Source records
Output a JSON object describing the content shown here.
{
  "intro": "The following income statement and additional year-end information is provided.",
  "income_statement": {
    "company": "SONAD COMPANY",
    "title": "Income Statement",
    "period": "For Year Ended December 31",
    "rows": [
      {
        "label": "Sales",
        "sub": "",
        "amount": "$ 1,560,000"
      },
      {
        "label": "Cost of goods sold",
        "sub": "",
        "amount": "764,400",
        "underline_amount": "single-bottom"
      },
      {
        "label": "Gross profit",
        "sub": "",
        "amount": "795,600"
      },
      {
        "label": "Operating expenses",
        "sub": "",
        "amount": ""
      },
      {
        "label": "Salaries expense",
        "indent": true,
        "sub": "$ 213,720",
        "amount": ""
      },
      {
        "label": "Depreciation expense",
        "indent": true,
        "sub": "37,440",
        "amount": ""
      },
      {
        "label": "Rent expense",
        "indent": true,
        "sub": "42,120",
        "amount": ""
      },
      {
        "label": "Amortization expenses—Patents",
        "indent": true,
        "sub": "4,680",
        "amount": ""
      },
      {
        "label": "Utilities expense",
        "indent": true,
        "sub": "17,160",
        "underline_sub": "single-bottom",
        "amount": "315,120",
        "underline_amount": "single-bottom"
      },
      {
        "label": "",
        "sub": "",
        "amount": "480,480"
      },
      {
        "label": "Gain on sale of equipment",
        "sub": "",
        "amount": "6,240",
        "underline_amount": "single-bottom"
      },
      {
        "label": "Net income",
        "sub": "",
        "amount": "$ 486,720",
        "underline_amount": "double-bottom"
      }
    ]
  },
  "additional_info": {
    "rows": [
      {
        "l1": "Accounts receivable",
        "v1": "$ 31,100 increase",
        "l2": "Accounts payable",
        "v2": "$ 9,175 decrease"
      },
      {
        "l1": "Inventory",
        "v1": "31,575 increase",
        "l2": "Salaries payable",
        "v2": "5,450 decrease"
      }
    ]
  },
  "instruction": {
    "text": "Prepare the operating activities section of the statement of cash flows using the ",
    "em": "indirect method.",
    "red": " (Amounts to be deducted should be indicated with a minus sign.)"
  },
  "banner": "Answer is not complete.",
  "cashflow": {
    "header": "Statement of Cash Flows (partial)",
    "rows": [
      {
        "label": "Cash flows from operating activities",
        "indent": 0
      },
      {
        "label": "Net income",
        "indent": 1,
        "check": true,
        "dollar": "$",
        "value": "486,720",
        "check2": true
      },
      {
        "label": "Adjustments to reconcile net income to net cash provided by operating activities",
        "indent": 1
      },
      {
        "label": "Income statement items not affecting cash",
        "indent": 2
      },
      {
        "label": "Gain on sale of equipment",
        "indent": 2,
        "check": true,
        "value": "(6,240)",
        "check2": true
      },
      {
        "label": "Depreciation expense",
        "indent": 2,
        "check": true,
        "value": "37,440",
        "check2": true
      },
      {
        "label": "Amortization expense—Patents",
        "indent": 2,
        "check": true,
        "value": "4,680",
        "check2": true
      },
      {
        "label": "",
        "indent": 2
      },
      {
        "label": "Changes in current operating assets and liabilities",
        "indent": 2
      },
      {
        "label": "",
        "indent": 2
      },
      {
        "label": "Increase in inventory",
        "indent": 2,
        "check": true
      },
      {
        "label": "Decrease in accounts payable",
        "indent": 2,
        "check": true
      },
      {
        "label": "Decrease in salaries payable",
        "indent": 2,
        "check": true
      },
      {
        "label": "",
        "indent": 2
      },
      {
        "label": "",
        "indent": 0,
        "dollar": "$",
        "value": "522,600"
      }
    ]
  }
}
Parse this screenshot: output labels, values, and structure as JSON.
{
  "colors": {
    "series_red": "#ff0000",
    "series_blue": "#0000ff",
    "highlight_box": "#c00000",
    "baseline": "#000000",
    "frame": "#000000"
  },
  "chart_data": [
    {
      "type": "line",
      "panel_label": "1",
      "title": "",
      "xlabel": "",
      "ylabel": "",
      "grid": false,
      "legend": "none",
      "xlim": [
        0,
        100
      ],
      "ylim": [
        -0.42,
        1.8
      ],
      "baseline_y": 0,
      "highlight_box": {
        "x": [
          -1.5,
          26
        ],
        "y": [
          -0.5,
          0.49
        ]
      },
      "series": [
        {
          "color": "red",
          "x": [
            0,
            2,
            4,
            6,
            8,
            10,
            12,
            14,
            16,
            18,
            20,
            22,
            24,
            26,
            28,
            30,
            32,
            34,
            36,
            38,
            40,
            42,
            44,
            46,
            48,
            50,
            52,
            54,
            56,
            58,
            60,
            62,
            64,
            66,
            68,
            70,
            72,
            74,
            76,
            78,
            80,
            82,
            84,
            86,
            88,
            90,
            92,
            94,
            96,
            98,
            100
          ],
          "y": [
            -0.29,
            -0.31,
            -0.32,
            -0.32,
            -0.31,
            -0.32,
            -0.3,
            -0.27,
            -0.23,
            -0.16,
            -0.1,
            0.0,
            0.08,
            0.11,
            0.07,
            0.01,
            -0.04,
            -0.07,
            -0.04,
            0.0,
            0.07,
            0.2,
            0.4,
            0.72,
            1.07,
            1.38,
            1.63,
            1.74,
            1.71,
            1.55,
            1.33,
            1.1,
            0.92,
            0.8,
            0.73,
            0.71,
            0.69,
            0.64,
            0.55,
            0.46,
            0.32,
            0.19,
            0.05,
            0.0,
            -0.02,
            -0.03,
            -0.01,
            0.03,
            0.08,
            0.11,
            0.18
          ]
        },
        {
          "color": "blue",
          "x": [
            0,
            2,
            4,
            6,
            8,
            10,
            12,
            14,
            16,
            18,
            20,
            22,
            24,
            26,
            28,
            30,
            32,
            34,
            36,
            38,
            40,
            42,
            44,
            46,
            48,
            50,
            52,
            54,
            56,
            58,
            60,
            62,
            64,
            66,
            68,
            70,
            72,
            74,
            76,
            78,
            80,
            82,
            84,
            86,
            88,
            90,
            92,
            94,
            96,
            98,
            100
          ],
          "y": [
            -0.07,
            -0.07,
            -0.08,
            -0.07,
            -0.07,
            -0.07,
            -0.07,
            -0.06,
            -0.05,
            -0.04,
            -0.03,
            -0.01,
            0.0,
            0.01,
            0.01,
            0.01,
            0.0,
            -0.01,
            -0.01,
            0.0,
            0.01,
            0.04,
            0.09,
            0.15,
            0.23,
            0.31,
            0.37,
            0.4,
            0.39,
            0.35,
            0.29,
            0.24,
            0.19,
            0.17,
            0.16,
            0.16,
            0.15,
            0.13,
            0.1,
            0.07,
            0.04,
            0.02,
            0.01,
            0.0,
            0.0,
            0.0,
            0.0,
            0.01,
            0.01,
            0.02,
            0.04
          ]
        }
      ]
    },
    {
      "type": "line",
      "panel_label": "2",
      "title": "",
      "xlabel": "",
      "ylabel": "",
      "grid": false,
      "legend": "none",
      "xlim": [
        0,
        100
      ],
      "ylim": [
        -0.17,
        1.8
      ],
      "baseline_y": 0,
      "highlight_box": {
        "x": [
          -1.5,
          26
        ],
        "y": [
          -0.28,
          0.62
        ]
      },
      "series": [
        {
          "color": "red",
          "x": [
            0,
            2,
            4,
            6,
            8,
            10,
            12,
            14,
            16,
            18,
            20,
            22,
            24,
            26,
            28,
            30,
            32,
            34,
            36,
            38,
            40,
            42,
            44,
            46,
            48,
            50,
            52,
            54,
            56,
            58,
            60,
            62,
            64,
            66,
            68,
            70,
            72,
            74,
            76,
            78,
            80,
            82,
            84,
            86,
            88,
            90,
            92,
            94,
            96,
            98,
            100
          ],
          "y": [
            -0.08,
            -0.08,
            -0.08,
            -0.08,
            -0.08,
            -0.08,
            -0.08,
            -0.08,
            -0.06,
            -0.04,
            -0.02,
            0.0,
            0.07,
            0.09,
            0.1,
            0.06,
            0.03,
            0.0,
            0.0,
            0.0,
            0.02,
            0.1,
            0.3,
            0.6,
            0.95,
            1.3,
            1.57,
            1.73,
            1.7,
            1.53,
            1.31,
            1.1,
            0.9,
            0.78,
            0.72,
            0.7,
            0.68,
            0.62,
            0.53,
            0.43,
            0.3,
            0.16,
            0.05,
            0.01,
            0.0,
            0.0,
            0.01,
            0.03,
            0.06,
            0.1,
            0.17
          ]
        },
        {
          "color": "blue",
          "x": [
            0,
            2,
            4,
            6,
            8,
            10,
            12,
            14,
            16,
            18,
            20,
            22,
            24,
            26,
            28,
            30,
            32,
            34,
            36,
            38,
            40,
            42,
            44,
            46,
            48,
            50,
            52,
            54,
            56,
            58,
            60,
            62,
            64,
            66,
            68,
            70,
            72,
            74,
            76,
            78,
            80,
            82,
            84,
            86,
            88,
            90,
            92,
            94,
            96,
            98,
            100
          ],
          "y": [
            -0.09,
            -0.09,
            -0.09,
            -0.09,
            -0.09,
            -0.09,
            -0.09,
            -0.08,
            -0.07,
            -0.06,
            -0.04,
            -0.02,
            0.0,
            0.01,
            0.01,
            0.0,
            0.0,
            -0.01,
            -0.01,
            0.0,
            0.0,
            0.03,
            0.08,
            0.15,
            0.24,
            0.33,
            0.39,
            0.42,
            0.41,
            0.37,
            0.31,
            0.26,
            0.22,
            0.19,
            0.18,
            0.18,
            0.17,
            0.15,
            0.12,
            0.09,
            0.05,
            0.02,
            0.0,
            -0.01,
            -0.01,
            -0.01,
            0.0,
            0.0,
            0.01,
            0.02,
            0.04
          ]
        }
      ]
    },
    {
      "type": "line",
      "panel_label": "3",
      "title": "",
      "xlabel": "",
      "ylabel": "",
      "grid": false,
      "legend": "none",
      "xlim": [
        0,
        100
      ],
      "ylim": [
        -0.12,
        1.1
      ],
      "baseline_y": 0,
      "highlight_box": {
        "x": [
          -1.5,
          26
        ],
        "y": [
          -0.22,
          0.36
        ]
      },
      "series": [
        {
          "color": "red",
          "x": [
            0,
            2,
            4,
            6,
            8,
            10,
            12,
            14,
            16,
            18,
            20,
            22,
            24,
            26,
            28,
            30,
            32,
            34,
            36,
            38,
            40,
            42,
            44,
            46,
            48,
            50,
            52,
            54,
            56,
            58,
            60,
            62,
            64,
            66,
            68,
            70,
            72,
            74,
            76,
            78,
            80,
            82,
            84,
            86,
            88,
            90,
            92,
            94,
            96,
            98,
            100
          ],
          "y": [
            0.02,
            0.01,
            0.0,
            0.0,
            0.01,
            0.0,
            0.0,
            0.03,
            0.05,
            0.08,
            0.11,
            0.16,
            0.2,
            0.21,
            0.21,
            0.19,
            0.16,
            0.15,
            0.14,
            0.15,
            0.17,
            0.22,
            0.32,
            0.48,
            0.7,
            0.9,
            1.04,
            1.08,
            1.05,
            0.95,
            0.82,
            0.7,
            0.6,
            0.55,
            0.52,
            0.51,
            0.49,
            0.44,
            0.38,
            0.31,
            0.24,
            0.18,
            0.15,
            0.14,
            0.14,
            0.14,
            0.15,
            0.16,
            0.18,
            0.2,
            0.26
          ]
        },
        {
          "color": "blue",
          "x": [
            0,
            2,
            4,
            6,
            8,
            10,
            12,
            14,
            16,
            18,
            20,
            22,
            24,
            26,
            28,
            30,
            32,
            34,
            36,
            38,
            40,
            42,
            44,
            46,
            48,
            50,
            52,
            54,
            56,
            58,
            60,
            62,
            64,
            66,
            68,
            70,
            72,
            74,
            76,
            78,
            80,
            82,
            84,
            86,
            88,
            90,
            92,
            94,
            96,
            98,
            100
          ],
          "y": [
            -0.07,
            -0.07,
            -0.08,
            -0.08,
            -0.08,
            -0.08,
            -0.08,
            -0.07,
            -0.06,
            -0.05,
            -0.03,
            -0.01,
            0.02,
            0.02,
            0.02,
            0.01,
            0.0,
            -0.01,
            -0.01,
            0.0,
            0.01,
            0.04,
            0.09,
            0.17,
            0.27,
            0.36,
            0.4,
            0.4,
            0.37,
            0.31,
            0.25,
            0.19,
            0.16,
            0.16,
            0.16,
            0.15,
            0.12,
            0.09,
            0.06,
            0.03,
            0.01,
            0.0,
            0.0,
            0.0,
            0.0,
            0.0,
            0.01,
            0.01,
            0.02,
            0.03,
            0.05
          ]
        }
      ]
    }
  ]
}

Challenge -
Go over the data above and copy every line that has the word "Patents" in it.

Result of this task -
        "label": "Amortization expenses—Patents",
        "label": "Amortization expense—Patents",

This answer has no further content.